→ **What the exercise asks**:
Show every line where "this" occurs.

# Stored records start

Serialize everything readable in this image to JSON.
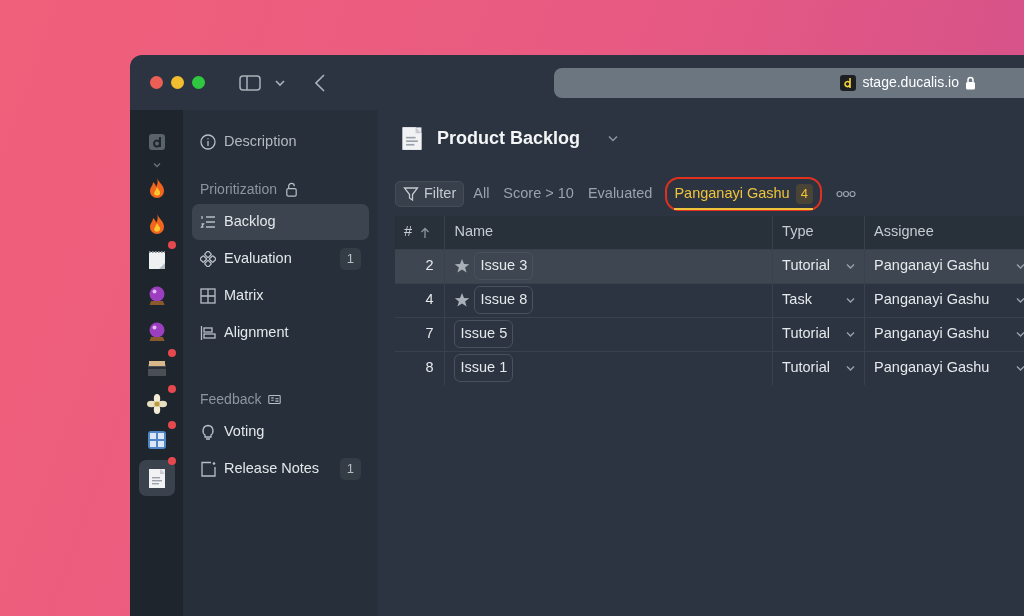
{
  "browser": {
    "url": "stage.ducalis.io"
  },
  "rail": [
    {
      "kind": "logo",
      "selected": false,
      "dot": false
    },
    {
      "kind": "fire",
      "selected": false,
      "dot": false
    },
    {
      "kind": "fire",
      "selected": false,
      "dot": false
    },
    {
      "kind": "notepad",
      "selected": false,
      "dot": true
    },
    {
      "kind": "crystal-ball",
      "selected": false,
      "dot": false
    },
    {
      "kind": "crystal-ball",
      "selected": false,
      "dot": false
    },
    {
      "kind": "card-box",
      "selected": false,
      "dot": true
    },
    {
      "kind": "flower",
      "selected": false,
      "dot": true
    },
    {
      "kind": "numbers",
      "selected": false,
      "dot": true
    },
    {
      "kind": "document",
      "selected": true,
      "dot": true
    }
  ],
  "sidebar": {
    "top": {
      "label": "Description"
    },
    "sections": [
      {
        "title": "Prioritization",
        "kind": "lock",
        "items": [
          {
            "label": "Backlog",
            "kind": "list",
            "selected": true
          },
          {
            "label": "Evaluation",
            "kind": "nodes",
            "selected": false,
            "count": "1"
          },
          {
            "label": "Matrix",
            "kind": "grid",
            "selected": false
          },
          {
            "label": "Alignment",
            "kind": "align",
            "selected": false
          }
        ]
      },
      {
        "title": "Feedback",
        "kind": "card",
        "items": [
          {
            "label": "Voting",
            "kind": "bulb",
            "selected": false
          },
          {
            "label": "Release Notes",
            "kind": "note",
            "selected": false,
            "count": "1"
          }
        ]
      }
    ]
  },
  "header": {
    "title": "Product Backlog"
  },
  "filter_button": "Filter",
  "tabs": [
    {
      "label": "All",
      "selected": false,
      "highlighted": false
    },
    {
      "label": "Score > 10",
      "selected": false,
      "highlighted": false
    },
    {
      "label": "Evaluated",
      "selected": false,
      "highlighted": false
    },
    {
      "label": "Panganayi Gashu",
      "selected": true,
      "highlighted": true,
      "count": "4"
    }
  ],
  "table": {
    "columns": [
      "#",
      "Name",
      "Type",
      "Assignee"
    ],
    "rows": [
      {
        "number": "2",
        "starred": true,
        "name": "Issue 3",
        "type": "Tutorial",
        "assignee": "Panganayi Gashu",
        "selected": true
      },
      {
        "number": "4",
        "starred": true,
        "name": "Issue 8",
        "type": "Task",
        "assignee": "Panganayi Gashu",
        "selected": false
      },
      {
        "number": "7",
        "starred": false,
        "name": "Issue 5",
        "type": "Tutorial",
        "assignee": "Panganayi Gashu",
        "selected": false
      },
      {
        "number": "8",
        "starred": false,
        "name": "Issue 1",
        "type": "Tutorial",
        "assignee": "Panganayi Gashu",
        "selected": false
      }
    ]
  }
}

# Stored records end
# Stored records start

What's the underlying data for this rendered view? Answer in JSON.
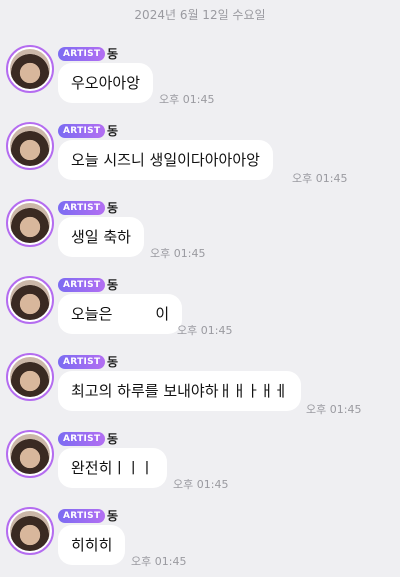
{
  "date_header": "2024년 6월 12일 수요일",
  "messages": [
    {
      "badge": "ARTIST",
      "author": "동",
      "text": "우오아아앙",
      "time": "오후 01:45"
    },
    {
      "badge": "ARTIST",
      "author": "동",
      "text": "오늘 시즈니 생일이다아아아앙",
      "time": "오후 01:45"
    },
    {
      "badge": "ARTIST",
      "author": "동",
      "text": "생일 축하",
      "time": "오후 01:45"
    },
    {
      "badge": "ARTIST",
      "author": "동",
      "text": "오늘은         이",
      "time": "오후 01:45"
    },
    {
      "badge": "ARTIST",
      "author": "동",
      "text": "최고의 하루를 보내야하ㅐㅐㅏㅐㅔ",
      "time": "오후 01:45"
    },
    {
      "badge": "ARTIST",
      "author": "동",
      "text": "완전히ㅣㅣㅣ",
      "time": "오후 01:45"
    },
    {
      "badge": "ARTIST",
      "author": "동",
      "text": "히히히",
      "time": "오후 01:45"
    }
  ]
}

# Stored records end

→ **The solution**:
Serialize everything readable in this image to JSON.
What's the underlying data for this rendered view? Answer in JSON.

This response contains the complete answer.